-- begin Page extract --
Interview with Kelly Vivanco

As I wrote in a previous post, I’m sharing pieces I contributed for a digital journal called Tiny Donkey, which was shut down in 2017 and whose site has more recently been taken down from the internet. Every month one of the editors interviewed some writer or artist related to folklore or fairy tales. I did my first interview with one of my favorite artists, Kelly Vivanco. I adore her work. Here’s the interview.


Kelly Vivanco is an artist whose paintings invite viewers into a fairy tale-like world of mystery, wonder, and whimsy. A native of southern California, Vivanco earned her BFA with honors in 1995 from the Laguna College of Art and Design in Laguna Beach and has exhibited her work in galleries across the U.S. Vivanco’s pieces have featured in art shows with themes ranging from old school video games to Alice Through the Looking Glass to ghosts of Halloween past. She has also illustrated editions of Hans Christian Andersen’s Thumbelina and the Grimms’ Snow-White and Rose-Red. The narratives and characters of her original paintings, meanwhile, are just as compelling as those of classic fairy tales. In Vivanco’s paintings, children with enigmatic expressions navigate wondrous, secret spaces and interact with animals depicted in ways both otherworldly and familiar. A crack in a tree provides the perfect place for hiding marbles, a wombat sips from a can of soda pop, a pair of candy-striped frogs study a map in a forest, a bee feeds off plants growing out of a boy’s hat, and another tree grows cushions on its limbs for the comfort of a daydreaming girl and cat. I interviewed Vivanco to find out about the world she creates in her work and her inspirations.
-- end Page extract --
» **Written task A**: According to the Kelly Vivanco interview text, when and where did Vivanco earn her BFA?
» **Written task B**: Turn the paragraph of the Kelly Vivanco interview text that opens "Kelly Vivanco is an artist" into a bulleted list that keeps its main facts.
» **Written task C**: Write the next part of the Kelly Vivanco interview text, starting after its final sentence.
-- begin Data lines --
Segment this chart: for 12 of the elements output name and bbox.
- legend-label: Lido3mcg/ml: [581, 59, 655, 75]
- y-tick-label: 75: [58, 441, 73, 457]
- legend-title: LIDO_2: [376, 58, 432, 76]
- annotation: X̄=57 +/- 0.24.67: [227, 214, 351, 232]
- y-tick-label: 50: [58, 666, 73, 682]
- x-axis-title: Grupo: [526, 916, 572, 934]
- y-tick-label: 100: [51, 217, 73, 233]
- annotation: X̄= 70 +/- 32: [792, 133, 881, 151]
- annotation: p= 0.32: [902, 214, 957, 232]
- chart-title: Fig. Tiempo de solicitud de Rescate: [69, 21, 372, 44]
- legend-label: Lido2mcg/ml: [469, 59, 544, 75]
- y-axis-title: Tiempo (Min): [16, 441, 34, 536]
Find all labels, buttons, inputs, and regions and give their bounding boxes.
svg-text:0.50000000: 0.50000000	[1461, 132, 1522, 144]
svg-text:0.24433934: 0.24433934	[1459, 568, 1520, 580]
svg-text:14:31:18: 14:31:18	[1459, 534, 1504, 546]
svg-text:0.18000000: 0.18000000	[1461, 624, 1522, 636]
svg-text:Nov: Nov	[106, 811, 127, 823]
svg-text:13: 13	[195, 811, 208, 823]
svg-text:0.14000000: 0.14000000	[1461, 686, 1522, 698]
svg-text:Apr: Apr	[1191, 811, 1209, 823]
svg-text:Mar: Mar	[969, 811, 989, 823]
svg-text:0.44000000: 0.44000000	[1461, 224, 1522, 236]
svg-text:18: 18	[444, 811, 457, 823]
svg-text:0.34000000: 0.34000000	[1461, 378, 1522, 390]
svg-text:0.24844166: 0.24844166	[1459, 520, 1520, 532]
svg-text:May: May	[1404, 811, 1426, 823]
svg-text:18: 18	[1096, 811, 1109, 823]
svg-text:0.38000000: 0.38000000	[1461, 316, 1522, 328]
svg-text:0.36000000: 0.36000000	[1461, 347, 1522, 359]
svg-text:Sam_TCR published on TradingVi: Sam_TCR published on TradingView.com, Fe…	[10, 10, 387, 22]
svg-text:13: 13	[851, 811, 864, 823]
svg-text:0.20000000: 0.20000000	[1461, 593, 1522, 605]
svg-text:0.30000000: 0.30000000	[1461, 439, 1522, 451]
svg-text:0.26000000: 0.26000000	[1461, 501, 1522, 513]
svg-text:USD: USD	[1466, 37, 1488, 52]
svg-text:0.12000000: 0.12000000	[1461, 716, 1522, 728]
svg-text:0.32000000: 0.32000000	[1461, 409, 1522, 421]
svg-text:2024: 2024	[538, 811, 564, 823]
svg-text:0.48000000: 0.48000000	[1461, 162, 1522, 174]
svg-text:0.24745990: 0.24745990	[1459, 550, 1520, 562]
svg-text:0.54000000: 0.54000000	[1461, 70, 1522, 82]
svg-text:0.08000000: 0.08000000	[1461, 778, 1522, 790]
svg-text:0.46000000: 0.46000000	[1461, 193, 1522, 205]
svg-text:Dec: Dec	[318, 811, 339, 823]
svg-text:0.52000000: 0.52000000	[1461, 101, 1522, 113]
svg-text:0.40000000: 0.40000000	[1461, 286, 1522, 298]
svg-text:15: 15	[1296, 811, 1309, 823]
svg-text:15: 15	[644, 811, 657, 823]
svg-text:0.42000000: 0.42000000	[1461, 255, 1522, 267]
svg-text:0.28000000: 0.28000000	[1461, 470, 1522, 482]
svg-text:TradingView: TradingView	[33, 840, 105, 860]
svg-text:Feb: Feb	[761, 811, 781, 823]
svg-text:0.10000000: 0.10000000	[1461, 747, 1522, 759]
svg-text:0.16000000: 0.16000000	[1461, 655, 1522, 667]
-- end Data lines --
» **Task answer A**: She earned her BFA with honors in 1995 from the Laguna College of Art and Design in Laguna Beach.

» **Task answer B**:
- Kelly Vivanco paints a fairy tale-like world of mystery, wonder, and whimsy.
- She is a native of southern California.
- She earned a BFA with honors in 1995 from the Laguna College of Art and Design in Laguna Beach.
- She has exhibited in galleries across the U.S.
- Her work has appeared in themed art shows, with subjects ranging from old school video games to Alice Through the Looking Glass to ghosts of Halloween past.
- She has illustrated editions of Hans Christian Andersen's Thumbelina and the Grimms' Snow-White and Rose-Red.
- Her original paintings show children with enigmatic expressions in secret spaces, interacting with animals that seem both otherworldly and familiar.
- The paintings include marbles hidden in a tree crack, a wombat sipping soda pop, candy-striped frogs studying a map, a bee feeding on plants growing from a boy's hat, and a tree that grows cushions for a daydreaming girl and cat.
- The author interviewed her about the world in her work and her inspirations.

» **Task answer C**:
Let’s begin by talking about your influences and what kind of things inspire your art. How would you describe your paintings to someone who’s never seen them?

I would say figurative–but not photo realistic. Sort of story-book–but not specific stories. Whimsical at times. Colorful. Quietly fantastical. I never feel like I have the description just right!

Do you aim to tell a story with each of paintings? Do you have a specific narrative in mind as you start on a piece? How does a painting of yours typically develop?

I don’t aim to tell a specific story. Rather than a narrative I go for the character. I keep sketchbooks of rough ideas and use my sketches to prompt me forward on a blank panel. I don’t like to overdevelop an idea or details before I get started because then the piece would feel “spooled out” already, like it had already lost its energy. The painting develops on the panel first with a rough formation with vine charcoal (easy to wipe off with a rag), then a tighter graphite drawing and then washes of colors. I tend to outline with darker colors, but not always. Areas get filled with color then washed and textured with other colors, details are added and glazes are built up. I use acrylic colors and mediums, so I don’t have to wait too long to build up layers.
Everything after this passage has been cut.